• What this task involves:
Each line that holds the word "these" counts once; give the total for the records below and nothing else.

• Task data:
- - -

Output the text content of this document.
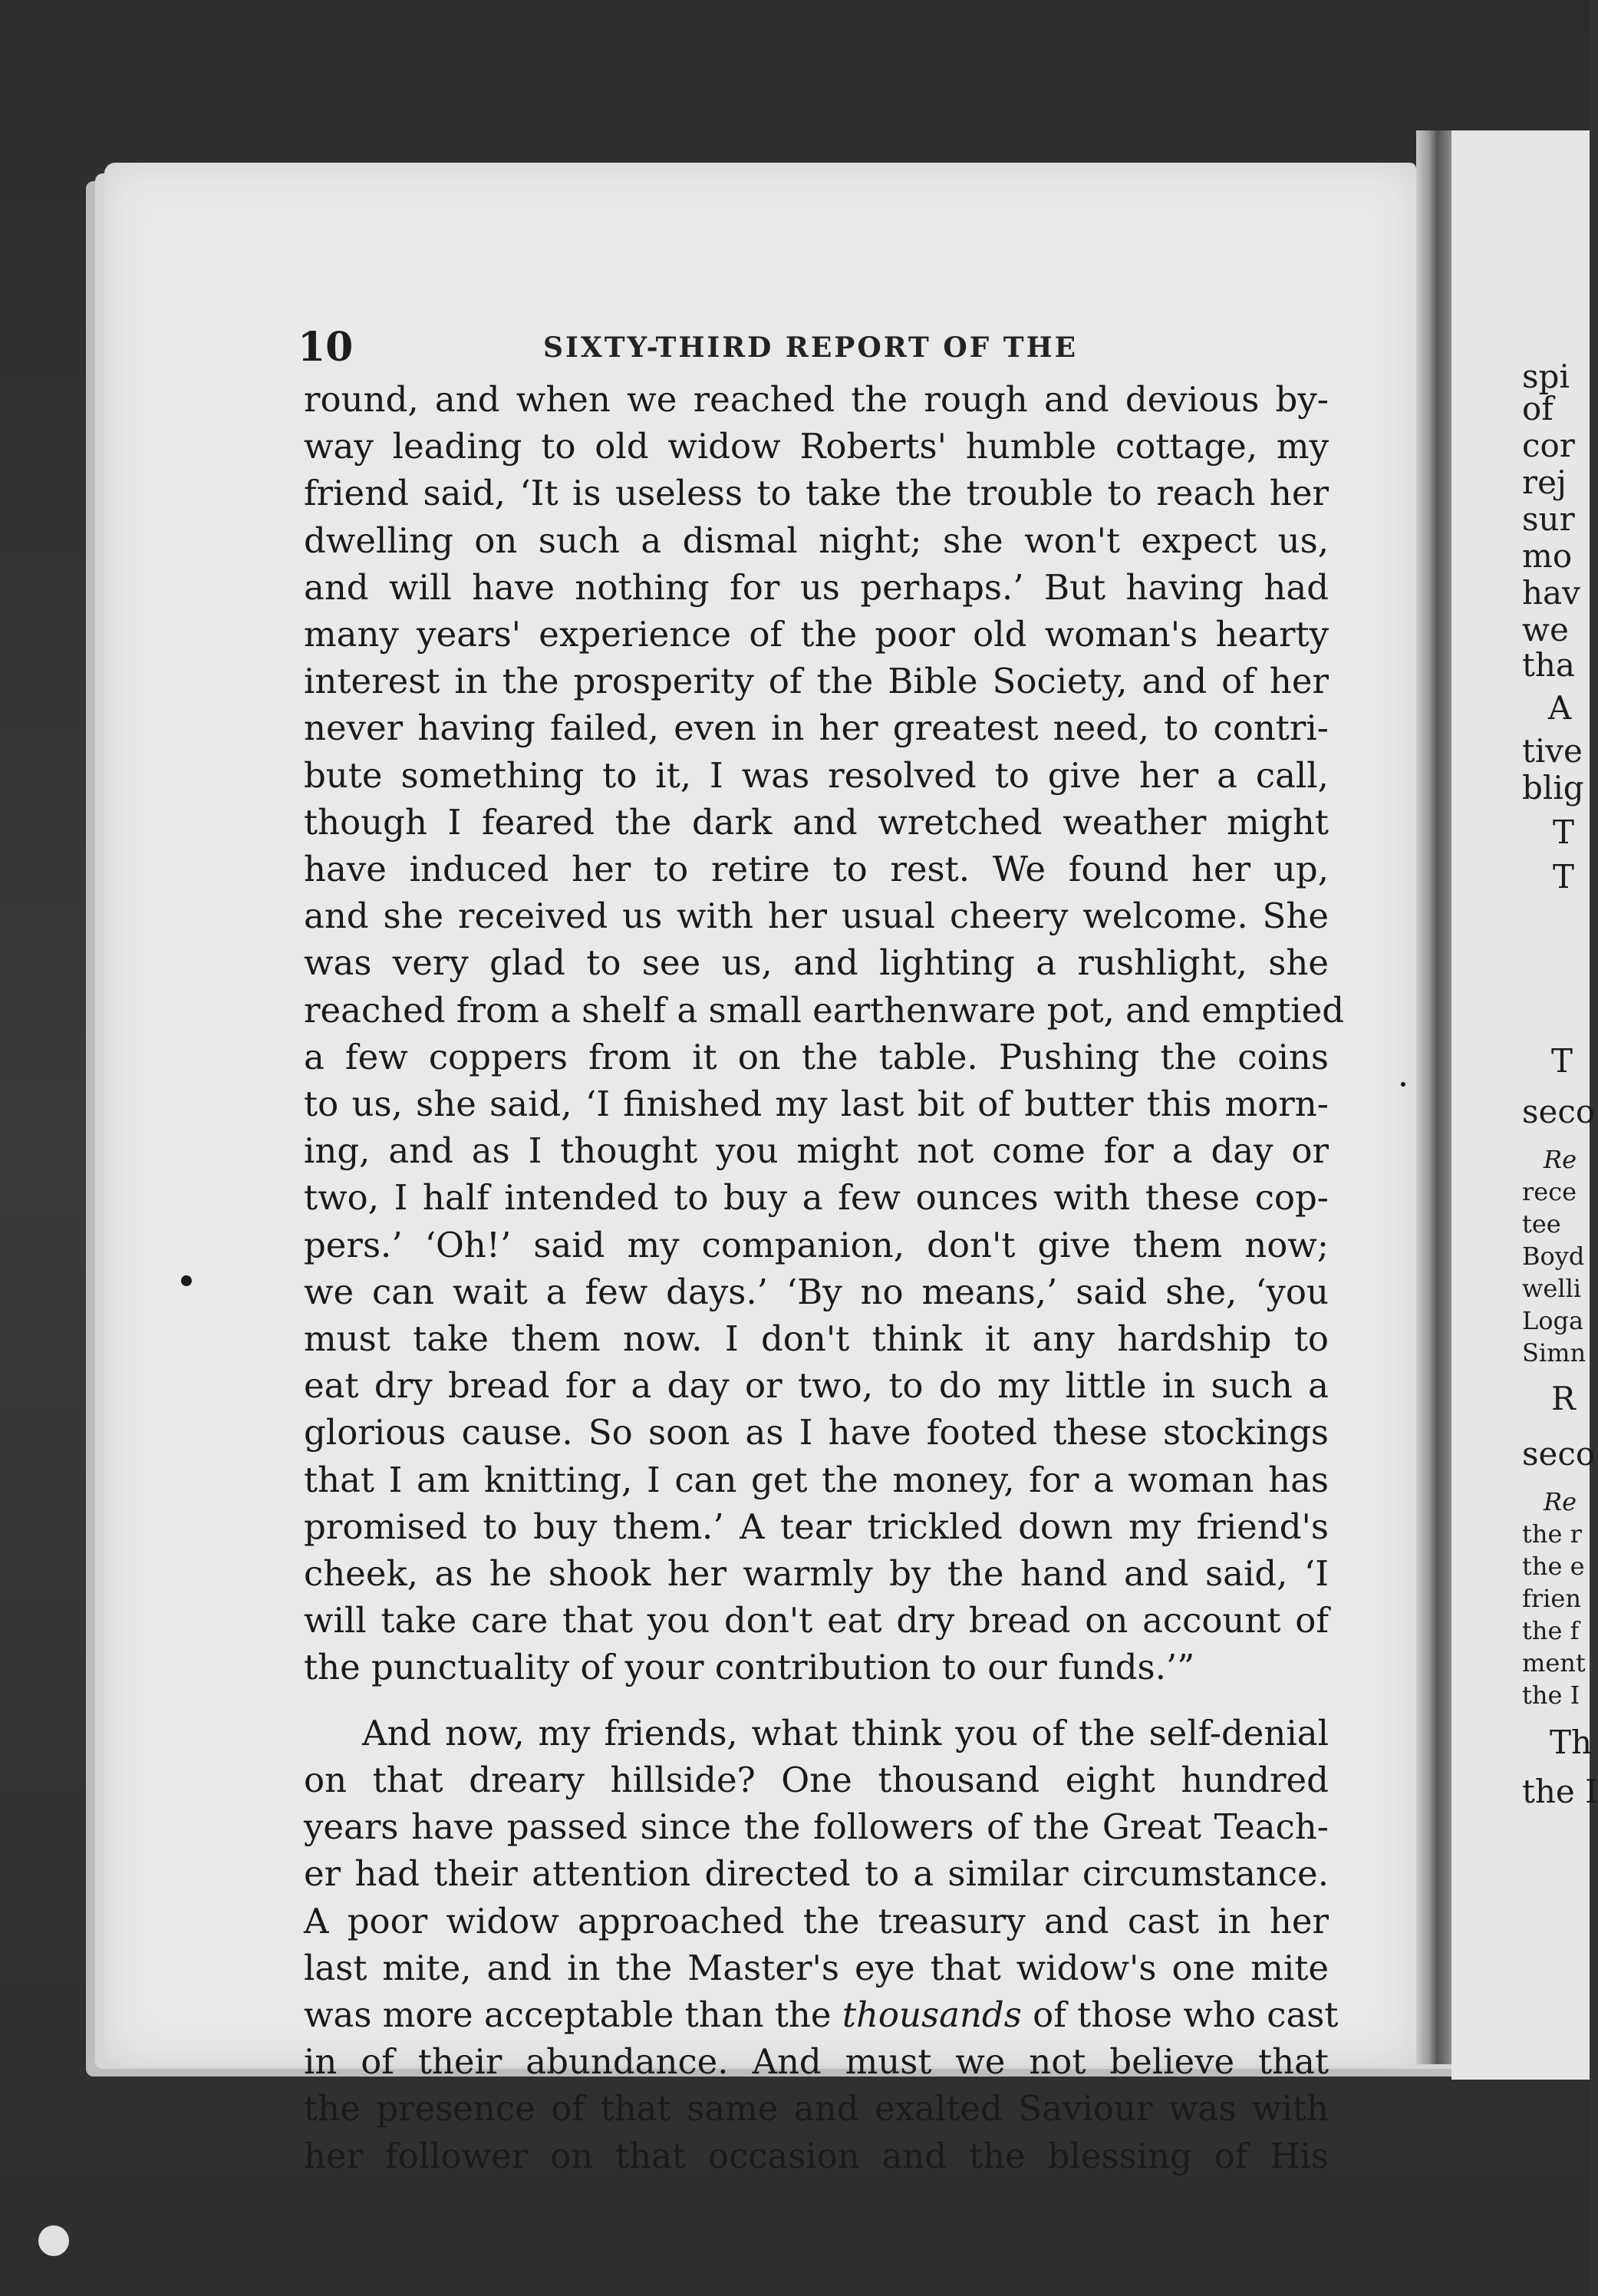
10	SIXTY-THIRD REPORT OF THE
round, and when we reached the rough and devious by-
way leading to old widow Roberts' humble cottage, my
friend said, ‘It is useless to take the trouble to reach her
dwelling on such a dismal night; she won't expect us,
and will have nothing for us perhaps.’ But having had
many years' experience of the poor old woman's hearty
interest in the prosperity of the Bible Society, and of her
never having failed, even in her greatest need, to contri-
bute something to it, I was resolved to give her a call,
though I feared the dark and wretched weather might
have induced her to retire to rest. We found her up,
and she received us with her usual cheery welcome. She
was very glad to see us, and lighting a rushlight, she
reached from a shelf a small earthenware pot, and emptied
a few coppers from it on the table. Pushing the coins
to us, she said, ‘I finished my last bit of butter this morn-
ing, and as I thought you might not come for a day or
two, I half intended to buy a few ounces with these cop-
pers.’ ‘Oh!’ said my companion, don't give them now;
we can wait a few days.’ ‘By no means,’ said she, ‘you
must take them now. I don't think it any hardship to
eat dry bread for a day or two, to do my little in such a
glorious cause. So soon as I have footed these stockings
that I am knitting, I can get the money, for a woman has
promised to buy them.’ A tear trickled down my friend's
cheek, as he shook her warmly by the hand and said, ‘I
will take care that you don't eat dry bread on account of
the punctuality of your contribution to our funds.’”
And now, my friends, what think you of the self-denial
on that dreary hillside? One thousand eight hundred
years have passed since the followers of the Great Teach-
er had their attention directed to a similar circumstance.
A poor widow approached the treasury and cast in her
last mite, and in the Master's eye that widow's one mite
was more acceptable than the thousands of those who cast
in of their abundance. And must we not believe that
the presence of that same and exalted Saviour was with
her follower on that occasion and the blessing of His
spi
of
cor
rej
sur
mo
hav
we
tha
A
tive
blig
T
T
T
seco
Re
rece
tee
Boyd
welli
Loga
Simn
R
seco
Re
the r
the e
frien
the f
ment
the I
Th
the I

- - -

• Task solution:
2